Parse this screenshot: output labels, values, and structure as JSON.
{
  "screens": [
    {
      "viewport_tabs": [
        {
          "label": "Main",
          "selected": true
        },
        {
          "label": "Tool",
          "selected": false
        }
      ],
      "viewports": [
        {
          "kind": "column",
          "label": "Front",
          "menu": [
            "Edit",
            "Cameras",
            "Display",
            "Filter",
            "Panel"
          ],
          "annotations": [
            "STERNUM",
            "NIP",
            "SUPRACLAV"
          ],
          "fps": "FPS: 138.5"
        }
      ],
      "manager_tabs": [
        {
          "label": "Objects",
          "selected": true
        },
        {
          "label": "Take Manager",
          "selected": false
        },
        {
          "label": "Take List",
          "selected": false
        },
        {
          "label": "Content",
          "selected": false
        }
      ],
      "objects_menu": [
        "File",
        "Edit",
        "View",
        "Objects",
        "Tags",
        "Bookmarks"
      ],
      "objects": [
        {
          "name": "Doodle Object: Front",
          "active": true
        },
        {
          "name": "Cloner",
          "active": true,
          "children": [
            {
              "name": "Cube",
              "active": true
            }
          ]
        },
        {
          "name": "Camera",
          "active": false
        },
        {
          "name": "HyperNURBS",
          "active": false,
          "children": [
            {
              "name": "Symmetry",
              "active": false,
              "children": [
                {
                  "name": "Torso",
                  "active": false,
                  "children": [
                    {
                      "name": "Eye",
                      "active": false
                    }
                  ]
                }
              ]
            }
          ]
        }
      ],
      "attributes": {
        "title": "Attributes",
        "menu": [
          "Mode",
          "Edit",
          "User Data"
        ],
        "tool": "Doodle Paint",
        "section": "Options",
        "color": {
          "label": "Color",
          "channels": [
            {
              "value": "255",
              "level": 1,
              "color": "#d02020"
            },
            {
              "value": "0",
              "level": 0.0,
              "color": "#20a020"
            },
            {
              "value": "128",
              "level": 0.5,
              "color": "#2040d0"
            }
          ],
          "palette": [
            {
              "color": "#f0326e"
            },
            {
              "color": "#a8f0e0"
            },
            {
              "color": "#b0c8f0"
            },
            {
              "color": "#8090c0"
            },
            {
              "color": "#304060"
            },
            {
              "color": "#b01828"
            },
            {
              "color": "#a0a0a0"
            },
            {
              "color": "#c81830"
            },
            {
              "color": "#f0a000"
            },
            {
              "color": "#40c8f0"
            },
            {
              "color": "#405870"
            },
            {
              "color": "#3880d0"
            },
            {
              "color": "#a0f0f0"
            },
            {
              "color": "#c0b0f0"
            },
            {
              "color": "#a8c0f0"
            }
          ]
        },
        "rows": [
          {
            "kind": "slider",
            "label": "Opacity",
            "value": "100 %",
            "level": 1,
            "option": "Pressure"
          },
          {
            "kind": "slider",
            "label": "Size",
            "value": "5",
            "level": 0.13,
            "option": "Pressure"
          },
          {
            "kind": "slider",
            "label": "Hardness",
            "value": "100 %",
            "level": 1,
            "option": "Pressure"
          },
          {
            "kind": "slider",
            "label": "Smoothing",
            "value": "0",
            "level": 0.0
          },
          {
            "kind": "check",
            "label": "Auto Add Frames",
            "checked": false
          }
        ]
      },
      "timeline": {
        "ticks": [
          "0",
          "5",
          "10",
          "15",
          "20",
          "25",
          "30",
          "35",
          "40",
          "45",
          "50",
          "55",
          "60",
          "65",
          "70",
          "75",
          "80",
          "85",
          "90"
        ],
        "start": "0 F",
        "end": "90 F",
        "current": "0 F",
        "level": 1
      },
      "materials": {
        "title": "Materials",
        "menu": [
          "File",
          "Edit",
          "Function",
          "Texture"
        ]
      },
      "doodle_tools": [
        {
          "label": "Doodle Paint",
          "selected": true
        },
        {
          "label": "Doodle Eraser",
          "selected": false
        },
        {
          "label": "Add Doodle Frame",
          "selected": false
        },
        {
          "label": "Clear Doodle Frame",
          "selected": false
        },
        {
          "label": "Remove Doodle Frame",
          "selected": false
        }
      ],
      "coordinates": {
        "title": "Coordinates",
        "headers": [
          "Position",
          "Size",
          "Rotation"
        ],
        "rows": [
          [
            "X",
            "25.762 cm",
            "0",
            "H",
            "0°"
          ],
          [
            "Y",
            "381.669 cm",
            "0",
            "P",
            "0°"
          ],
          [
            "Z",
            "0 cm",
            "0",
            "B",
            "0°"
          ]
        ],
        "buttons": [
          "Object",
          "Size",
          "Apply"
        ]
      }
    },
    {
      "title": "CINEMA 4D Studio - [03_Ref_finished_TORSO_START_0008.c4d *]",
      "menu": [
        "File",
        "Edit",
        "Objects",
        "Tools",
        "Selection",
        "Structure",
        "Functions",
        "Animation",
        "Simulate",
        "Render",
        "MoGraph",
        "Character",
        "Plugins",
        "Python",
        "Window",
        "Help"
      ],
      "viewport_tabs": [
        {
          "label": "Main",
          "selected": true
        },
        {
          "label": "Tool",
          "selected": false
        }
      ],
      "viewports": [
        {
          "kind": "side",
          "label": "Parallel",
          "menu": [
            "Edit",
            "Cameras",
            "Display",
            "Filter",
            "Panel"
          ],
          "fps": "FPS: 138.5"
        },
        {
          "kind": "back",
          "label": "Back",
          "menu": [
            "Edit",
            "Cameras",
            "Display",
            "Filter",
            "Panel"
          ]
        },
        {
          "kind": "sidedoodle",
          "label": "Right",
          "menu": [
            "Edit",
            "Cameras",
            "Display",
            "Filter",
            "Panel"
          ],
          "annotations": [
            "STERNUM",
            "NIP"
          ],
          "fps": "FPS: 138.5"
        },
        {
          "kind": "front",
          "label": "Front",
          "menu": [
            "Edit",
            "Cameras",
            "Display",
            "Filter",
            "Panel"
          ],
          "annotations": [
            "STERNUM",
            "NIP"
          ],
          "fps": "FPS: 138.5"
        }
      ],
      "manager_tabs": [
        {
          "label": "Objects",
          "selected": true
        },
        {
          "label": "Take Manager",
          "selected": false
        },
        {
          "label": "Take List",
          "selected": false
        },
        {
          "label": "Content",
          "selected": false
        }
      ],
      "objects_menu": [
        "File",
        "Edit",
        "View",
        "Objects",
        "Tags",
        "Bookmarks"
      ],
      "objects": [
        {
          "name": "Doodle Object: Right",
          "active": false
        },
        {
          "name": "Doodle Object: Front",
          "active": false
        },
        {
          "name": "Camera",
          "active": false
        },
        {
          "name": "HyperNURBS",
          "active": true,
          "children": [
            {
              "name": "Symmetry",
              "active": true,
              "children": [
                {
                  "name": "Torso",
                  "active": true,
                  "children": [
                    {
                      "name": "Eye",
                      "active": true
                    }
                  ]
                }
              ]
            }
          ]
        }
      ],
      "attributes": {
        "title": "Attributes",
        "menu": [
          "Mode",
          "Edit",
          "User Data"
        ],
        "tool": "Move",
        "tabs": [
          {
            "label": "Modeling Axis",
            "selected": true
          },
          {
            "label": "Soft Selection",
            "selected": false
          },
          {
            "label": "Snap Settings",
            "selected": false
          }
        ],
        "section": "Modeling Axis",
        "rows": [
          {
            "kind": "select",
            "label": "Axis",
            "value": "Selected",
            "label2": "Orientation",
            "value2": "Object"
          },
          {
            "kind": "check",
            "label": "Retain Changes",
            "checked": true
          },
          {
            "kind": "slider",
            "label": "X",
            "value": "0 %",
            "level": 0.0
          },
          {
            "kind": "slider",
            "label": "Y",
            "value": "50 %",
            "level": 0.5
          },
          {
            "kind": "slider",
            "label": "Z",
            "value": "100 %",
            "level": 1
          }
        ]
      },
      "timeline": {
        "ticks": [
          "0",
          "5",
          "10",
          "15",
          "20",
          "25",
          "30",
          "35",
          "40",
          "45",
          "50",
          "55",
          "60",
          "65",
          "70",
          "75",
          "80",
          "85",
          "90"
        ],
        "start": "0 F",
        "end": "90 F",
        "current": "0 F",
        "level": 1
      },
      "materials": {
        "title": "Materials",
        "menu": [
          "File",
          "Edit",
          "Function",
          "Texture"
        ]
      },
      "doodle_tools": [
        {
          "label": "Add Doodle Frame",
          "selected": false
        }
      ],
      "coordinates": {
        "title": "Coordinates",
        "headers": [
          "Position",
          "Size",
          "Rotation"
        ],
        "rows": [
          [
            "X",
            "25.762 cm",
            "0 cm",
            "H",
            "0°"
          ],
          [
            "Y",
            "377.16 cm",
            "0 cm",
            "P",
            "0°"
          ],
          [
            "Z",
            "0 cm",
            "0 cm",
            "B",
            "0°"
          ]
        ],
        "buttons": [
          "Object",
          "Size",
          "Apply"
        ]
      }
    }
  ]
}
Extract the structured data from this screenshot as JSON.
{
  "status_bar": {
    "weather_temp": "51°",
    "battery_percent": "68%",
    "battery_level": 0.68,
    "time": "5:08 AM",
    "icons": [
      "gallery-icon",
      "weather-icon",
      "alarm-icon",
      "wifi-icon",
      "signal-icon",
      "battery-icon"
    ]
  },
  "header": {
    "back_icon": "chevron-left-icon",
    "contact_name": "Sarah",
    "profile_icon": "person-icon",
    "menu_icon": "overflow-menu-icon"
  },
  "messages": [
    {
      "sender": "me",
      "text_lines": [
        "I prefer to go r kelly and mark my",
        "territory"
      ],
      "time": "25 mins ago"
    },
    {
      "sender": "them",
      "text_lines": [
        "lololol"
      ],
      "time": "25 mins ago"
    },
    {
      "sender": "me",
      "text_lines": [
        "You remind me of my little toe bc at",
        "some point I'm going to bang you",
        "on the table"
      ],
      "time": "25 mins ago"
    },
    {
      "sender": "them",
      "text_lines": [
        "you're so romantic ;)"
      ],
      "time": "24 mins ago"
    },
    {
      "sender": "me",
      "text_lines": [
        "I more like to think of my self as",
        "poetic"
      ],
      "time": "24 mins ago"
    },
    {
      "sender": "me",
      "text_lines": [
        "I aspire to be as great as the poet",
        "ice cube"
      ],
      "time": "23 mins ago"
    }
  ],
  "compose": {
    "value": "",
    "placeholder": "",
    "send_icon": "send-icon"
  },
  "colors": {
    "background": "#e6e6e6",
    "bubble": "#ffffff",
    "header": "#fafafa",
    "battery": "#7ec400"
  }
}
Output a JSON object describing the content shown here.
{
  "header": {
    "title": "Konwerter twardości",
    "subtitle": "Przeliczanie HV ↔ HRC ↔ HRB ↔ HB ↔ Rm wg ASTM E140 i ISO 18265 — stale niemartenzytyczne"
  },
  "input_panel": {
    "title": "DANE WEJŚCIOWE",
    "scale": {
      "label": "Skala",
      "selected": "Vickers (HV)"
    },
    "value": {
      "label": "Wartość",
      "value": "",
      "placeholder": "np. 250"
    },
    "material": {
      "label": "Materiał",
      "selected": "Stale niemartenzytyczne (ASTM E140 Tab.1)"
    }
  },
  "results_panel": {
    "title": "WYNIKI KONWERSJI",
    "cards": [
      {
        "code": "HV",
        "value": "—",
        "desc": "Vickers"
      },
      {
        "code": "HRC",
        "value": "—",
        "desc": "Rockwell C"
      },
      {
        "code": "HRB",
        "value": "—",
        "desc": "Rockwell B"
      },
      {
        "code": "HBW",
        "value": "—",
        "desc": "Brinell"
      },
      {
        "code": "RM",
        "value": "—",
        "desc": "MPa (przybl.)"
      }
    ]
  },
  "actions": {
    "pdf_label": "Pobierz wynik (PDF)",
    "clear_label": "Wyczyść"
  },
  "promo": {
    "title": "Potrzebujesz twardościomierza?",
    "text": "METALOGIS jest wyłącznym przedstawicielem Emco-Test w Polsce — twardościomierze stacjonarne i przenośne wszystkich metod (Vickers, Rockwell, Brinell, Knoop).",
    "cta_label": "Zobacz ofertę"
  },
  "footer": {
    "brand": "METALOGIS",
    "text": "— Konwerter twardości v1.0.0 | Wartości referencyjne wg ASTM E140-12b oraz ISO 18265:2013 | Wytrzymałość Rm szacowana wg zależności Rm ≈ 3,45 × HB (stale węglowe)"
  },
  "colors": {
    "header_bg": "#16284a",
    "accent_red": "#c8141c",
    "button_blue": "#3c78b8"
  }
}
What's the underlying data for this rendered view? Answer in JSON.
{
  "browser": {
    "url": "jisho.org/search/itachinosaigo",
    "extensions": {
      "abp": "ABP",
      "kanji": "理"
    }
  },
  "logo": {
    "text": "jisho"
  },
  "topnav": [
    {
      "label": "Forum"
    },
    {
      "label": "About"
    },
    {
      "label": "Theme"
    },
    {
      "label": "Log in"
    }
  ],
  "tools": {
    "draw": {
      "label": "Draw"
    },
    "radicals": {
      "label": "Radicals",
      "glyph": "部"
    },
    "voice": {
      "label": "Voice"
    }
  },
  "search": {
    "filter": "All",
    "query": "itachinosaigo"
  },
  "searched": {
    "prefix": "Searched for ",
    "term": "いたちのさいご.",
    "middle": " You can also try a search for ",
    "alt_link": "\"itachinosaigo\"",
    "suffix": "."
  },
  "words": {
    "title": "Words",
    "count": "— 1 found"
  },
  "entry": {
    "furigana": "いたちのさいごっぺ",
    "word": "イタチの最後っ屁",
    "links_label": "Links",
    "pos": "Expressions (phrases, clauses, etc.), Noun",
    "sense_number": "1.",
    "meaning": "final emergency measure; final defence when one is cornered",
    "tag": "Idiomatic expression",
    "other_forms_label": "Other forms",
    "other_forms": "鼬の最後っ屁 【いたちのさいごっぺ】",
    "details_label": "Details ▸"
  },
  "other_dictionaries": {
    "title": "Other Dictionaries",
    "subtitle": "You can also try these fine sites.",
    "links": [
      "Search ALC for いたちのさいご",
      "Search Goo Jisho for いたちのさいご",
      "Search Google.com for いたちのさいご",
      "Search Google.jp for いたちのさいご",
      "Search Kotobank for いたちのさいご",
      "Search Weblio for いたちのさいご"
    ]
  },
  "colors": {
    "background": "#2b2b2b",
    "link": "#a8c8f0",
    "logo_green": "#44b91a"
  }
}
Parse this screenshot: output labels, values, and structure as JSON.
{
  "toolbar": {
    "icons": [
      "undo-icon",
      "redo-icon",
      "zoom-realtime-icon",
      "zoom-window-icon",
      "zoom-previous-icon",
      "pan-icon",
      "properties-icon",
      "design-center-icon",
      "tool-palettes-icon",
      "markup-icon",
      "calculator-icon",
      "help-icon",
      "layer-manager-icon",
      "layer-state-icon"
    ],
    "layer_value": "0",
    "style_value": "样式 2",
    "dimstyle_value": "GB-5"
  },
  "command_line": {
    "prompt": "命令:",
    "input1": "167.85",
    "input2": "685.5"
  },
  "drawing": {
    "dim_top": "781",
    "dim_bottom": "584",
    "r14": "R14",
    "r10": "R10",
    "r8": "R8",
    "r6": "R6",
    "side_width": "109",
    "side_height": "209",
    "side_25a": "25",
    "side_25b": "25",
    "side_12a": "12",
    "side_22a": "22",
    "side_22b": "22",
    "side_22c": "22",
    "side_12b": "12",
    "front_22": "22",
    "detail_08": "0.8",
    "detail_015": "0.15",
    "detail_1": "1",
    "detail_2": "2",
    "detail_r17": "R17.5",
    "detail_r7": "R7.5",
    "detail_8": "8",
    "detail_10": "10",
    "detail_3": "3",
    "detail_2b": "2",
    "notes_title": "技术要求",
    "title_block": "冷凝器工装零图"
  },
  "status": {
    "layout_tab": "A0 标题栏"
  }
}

....

**Set task**
In the records above, locate every line with the string "subtitle" and copy it.

**Completed task**
    "subtitle": "Przeliczanie HV ↔ HRC ↔ HRB ↔ HB ↔ Rm wg ASTM E140 i ISO 18265 — stale niemartenzytyczne"
    "subtitle": "You can also try these fine sites.",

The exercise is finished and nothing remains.